- [GIVEN RECORDS]:
------------

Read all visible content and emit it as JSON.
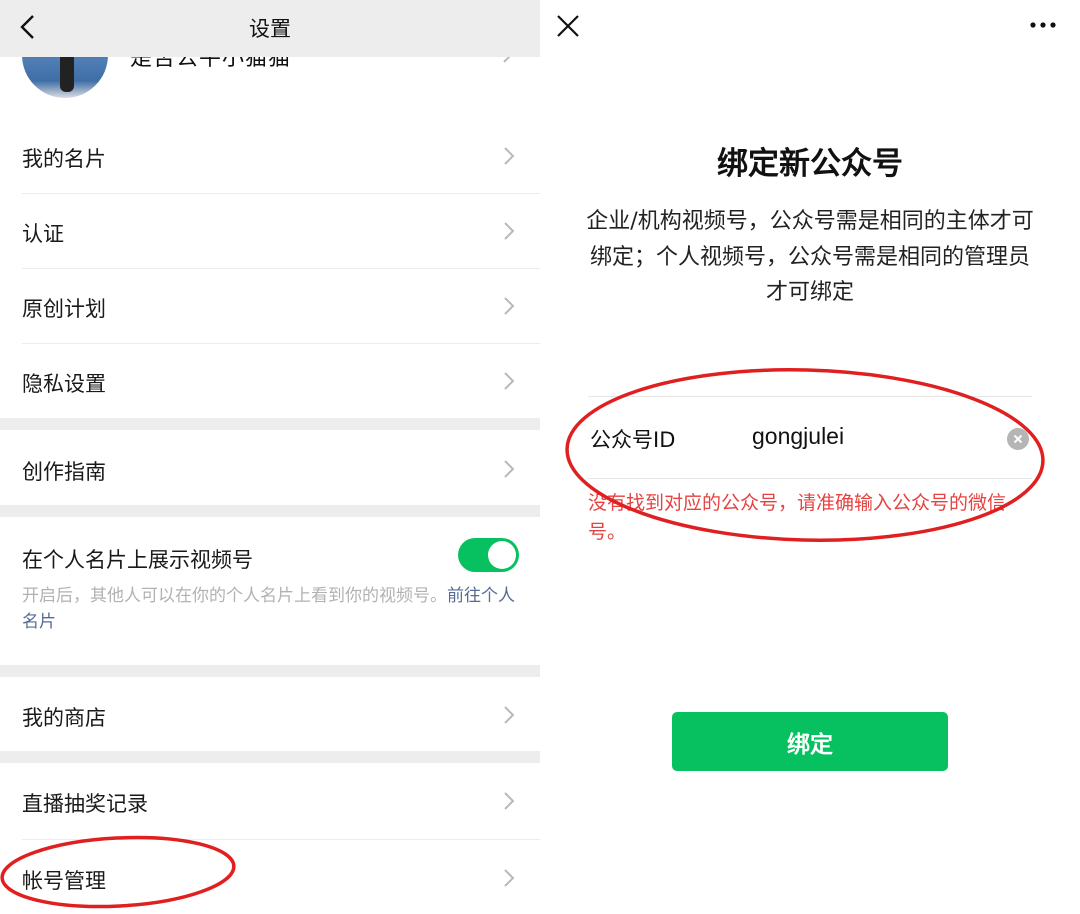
{
  "left": {
    "header": {
      "title": "设置",
      "back_icon": "chevron-left-icon"
    },
    "profile": {
      "name": "是否公平小猫猫"
    },
    "items": [
      {
        "label": "我的名片"
      },
      {
        "label": "认证"
      },
      {
        "label": "原创计划"
      },
      {
        "label": "隐私设置"
      },
      {
        "label": "创作指南"
      },
      {
        "label": "我的商店"
      },
      {
        "label": "直播抽奖记录"
      },
      {
        "label": "帐号管理"
      }
    ],
    "toggle_section": {
      "label": "在个人名片上展示视频号",
      "enabled": true,
      "description": "开启后，其他人可以在你的个人名片上看到你的视频号。",
      "link": "前往个人名片"
    }
  },
  "right": {
    "close_icon": "close-icon",
    "more_icon": "more-dots-icon",
    "title": "绑定新公众号",
    "description": "企业/机构视频号，公众号需是相同的主体才可绑定；个人视频号，公众号需是相同的管理员才可绑定",
    "input": {
      "label": "公众号ID",
      "value": "gongjulei"
    },
    "error": "没有找到对应的公众号，请准确输入公众号的微信号。",
    "bind_button": "绑定"
  },
  "colors": {
    "accent_green": "#07c160",
    "error_red": "#e64340",
    "link_blue": "#576b95",
    "annotation_red": "#e02020"
  }
}
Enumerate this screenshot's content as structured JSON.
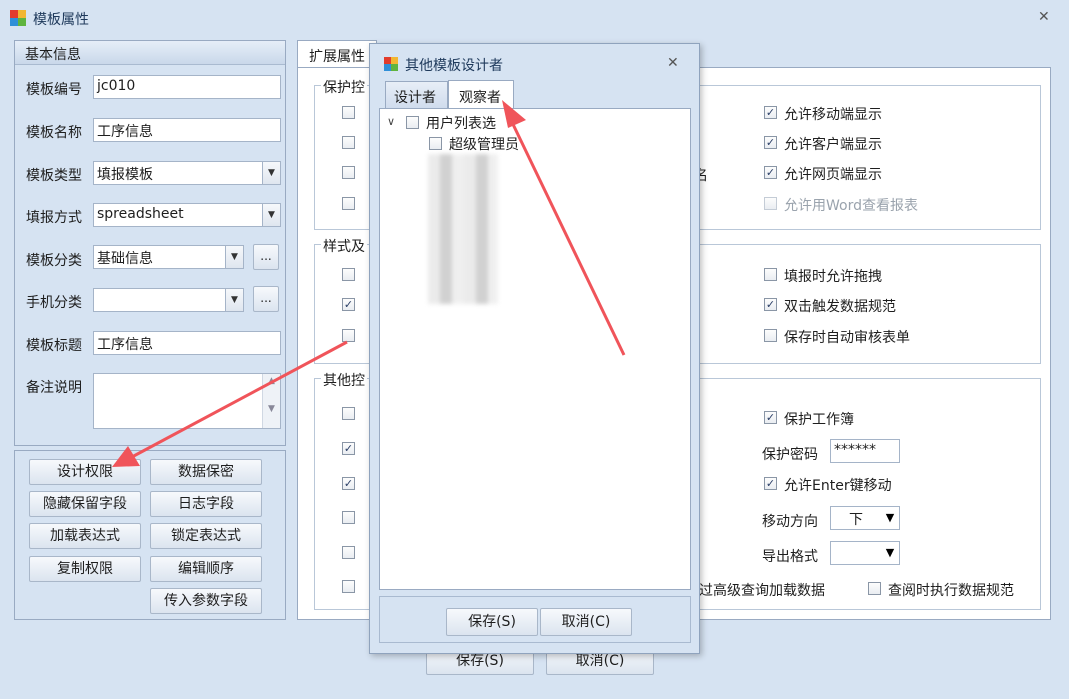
{
  "window": {
    "title": "模板属性",
    "close": "✕"
  },
  "basic": {
    "header": "基本信息",
    "fields": {
      "code_label": "模板编号",
      "code_value": "jc010",
      "name_label": "模板名称",
      "name_value": "工序信息",
      "type_label": "模板类型",
      "type_value": "填报模板",
      "fill_label": "填报方式",
      "fill_value": "spreadsheet",
      "cat_label": "模板分类",
      "cat_value": "基础信息",
      "mobile_label": "手机分类",
      "mobile_value": "",
      "title_label": "模板标题",
      "title_value": "工序信息",
      "note_label": "备注说明"
    },
    "buttons": [
      "设计权限",
      "数据保密",
      "隐藏保留字段",
      "日志字段",
      "加载表达式",
      "锁定表达式",
      "复制权限",
      "编辑顺序",
      "传入参数字段"
    ],
    "ellipsis": "..."
  },
  "ext": {
    "tab": "扩展属性",
    "g1_label": "保护控",
    "g2_label": "样式及",
    "g3_label": "其他控",
    "right1": [
      {
        "label": "允许移动端显示",
        "checked": true,
        "disabled": false
      },
      {
        "label": "允许客户端显示",
        "checked": true,
        "disabled": false
      },
      {
        "label": "允许网页端显示",
        "checked": true,
        "disabled": false
      },
      {
        "label": "允许用Word查看报表",
        "checked": false,
        "disabled": true
      }
    ],
    "right2": [
      {
        "label": "填报时允许拖拽",
        "checked": false
      },
      {
        "label": "双击触发数据规范",
        "checked": true
      },
      {
        "label": "保存时自动审核表单",
        "checked": false
      }
    ],
    "protect_wb": "保护工作簿",
    "pwd_label": "保护密码",
    "pwd_value": "******",
    "enter_move": "允许Enter键移动",
    "move_dir_label": "移动方向",
    "move_dir_value": "下",
    "export_label": "导出格式",
    "export_value": "",
    "adv_query": "过高级查询加载数据",
    "query_rule": "查阅时执行数据规范",
    "trunc_char": "名"
  },
  "footer": {
    "save": "保存(S)",
    "cancel": "取消(C)"
  },
  "dialog": {
    "title": "其他模板设计者",
    "tabs": [
      "设计者",
      "观察者"
    ],
    "root": "用户列表选",
    "item": "超级管理员",
    "save": "保存(S)",
    "cancel": "取消(C)"
  },
  "colors": {
    "arrow": "#f0545a",
    "bg": "#d6e3f2"
  }
}
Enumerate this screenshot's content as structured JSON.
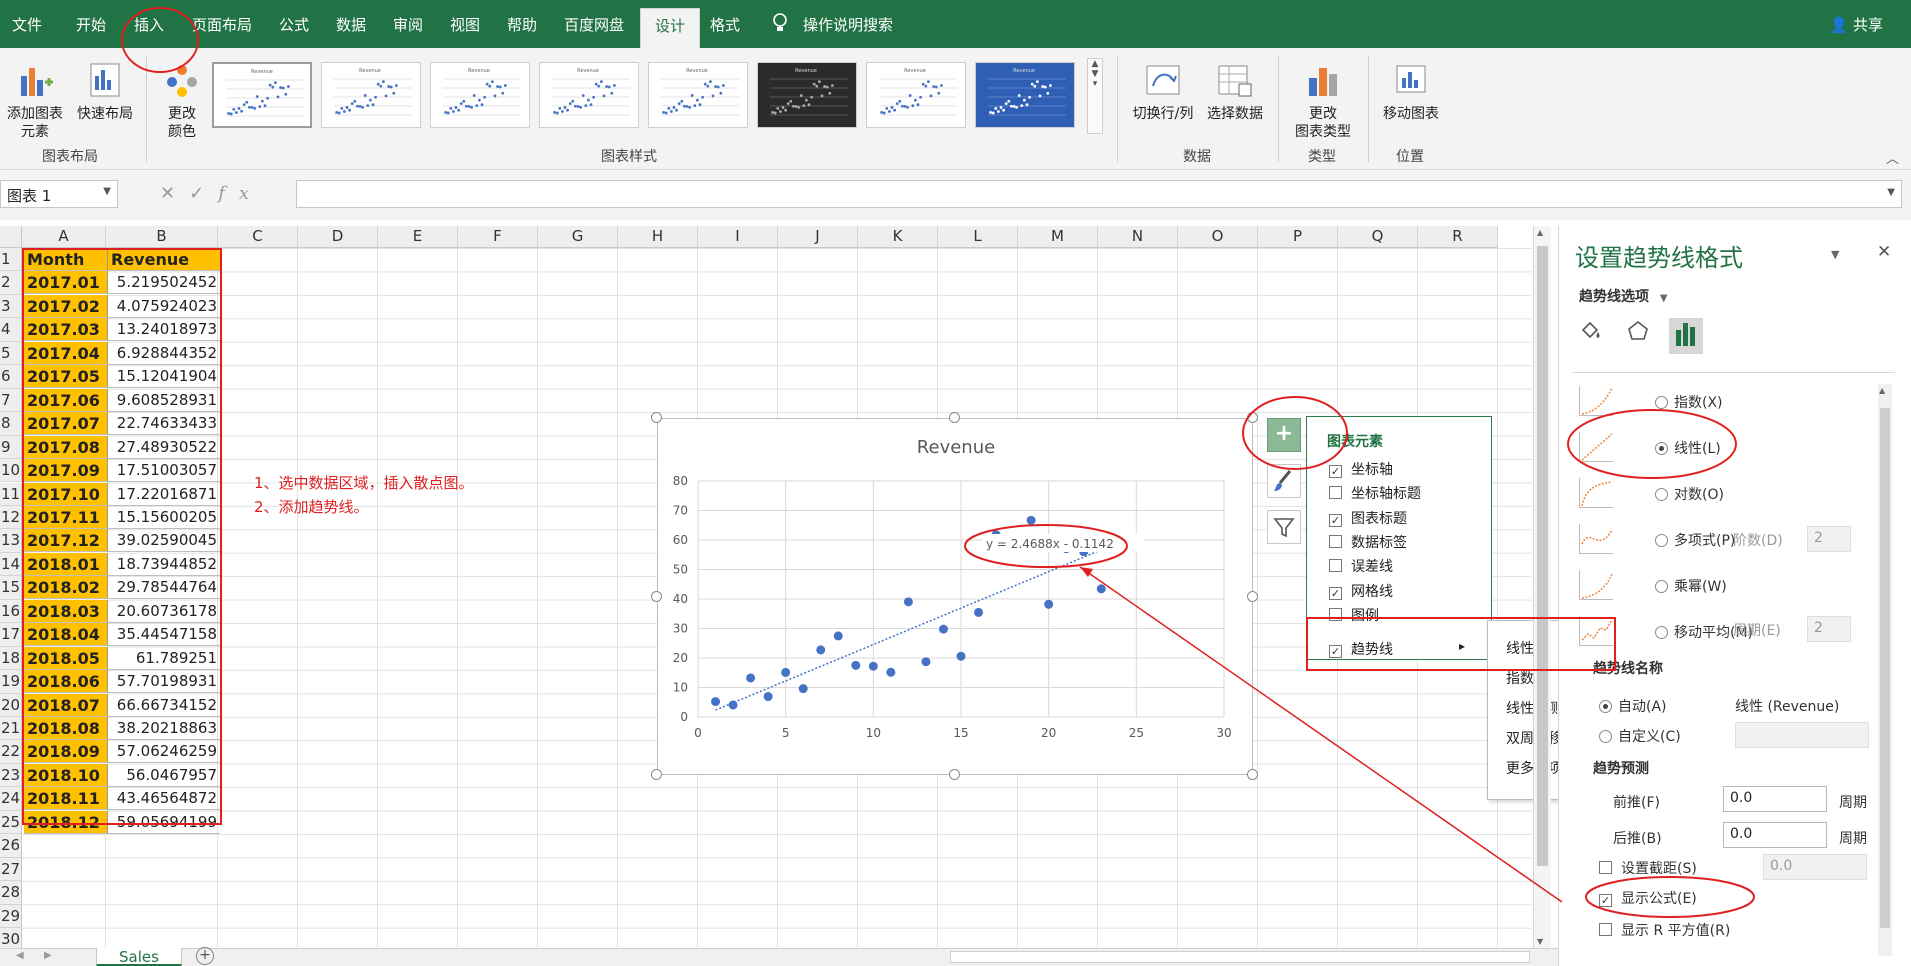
{
  "ribbon": {
    "tabs": [
      "文件",
      "开始",
      "插入",
      "页面布局",
      "公式",
      "数据",
      "审阅",
      "视图",
      "帮助",
      "百度网盘",
      "设计",
      "格式"
    ],
    "active_tab": "设计",
    "tell_me": "操作说明搜索",
    "share": "共享",
    "add_element": "添加图表\n元素",
    "quick_layout": "快速布局",
    "change_colors": "更改\n颜色",
    "group_layout": "图表布局",
    "group_styles": "图表样式",
    "style_thumb_title": "Revenue",
    "switch_row_col": "切换行/列",
    "select_data": "选择数据",
    "group_data": "数据",
    "change_type": "更改\n图表类型",
    "group_type": "类型",
    "move_chart": "移动图表",
    "group_location": "位置"
  },
  "formula_bar": {
    "name_box": "图表 1",
    "cancel_icon": "✕",
    "enter_icon": "✓",
    "fx_label": "fx",
    "value": ""
  },
  "columns": [
    "A",
    "B",
    "C",
    "D",
    "E",
    "F",
    "G",
    "H",
    "I",
    "J",
    "K",
    "L",
    "M",
    "N",
    "O",
    "P",
    "Q",
    "R"
  ],
  "rows": [
    "1",
    "2",
    "3",
    "4",
    "5",
    "6",
    "7",
    "8",
    "9",
    "10",
    "11",
    "12",
    "13",
    "14",
    "15",
    "16",
    "17",
    "18",
    "19",
    "20",
    "21",
    "22",
    "23",
    "24",
    "25",
    "26",
    "27",
    "28",
    "29",
    "30"
  ],
  "table": {
    "header": [
      "Month",
      "Revenue"
    ],
    "months": [
      "2017.01",
      "2017.02",
      "2017.03",
      "2017.04",
      "2017.05",
      "2017.06",
      "2017.07",
      "2017.08",
      "2017.09",
      "2017.10",
      "2017.11",
      "2017.12",
      "2018.01",
      "2018.02",
      "2018.03",
      "2018.04",
      "2018.05",
      "2018.06",
      "2018.07",
      "2018.08",
      "2018.09",
      "2018.10",
      "2018.11",
      "2018.12"
    ],
    "revenue": [
      "5.219502452",
      "4.075924023",
      "13.24018973",
      "6.928844352",
      "15.12041904",
      "9.608528931",
      "22.74633433",
      "27.48930522",
      "17.51003057",
      "17.22016871",
      "15.15600205",
      "39.02590045",
      "18.73944852",
      "29.78544764",
      "20.60736178",
      "35.44547158",
      "61.789251",
      "57.70198931",
      "66.66734152",
      "38.20218863",
      "57.06246259",
      "56.0467957",
      "43.46564872",
      "59.05694199"
    ]
  },
  "notes": [
    "1、选中数据区域，插入散点图。",
    "2、添加趋势线。"
  ],
  "chart_data": {
    "type": "scatter",
    "title": "Revenue",
    "x": [
      1,
      2,
      3,
      4,
      5,
      6,
      7,
      8,
      9,
      10,
      11,
      12,
      13,
      14,
      15,
      16,
      17,
      18,
      19,
      20,
      21,
      22,
      23,
      24
    ],
    "y": [
      5.22,
      4.08,
      13.24,
      6.93,
      15.12,
      9.61,
      22.75,
      27.49,
      17.51,
      17.22,
      15.16,
      39.03,
      18.74,
      29.79,
      20.61,
      35.45,
      61.79,
      57.7,
      66.67,
      38.2,
      57.06,
      56.05,
      43.47,
      59.06
    ],
    "xlim": [
      0,
      30
    ],
    "ylim": [
      0,
      80
    ],
    "xticks": [
      0,
      5,
      10,
      15,
      20,
      25,
      30
    ],
    "yticks": [
      0,
      10,
      20,
      30,
      40,
      50,
      60,
      70,
      80
    ],
    "trendline": {
      "type": "linear",
      "slope": 2.4688,
      "intercept": -0.1142,
      "label": "y = 2.4688x - 0.1142"
    },
    "grid": true,
    "marker_color": "#4472c4"
  },
  "chart_elements": {
    "title": "图表元素",
    "items": [
      {
        "label": "坐标轴",
        "checked": true
      },
      {
        "label": "坐标轴标题",
        "checked": false
      },
      {
        "label": "图表标题",
        "checked": true
      },
      {
        "label": "数据标签",
        "checked": false
      },
      {
        "label": "误差线",
        "checked": false
      },
      {
        "label": "网格线",
        "checked": true
      },
      {
        "label": "图例",
        "checked": false
      },
      {
        "label": "趋势线",
        "checked": true
      }
    ],
    "check_mark": "✓",
    "submenu_arrow": "▸",
    "submenu": [
      "线性",
      "指数",
      "线性预测",
      "双周期移动平均",
      "更多选项..."
    ]
  },
  "pane": {
    "title": "设置趋势线格式",
    "subtitle": "趋势线选项",
    "dropdown_arrow": "▼",
    "close": "✕",
    "options": [
      {
        "label": "指数(X)",
        "selected": false
      },
      {
        "label": "线性(L)",
        "selected": true
      },
      {
        "label": "对数(O)",
        "selected": false
      },
      {
        "label": "多项式(P)",
        "selected": false
      },
      {
        "label": "乘幂(W)",
        "selected": false
      },
      {
        "label": "移动平均(M)",
        "selected": false
      }
    ],
    "order_label": "阶数(D)",
    "order_value": "2",
    "period_label": "周期(E)",
    "period_value": "2",
    "trend_name_label": "趋势线名称",
    "auto_label": "自动(A)",
    "auto_value": "线性 (Revenue)",
    "custom_label": "自定义(C)",
    "forecast_label": "趋势预测",
    "forward_label": "前推(F)",
    "forward_value": "0.0",
    "backward_label": "后推(B)",
    "backward_value": "0.0",
    "unit_period": "周期",
    "intercept_label": "设置截距(S)",
    "intercept_value": "0.0",
    "show_equation_label": "显示公式(E)",
    "show_equation": true,
    "show_r2_label": "显示 R 平方值(R)",
    "show_r2": false
  },
  "sheet": {
    "tab": "Sales",
    "add_icon": "+"
  },
  "colors": {
    "excel_green": "#217346",
    "highlight": "#ffc000",
    "annotation_red": "#e02020"
  }
}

------------

- [WHAT THIS TASK INVOLVES]: Copy out every line from the material above in which the word "description" appears.

- [EXERCISE ANSWER]:
      "description": "开启后，其他人可以在你的个人名片上看到你的视频号。",
    "description": "企业/机构视频号，公众号需是相同的主体才可绑定；个人视频号，公众号需是相同的管理员才可绑定",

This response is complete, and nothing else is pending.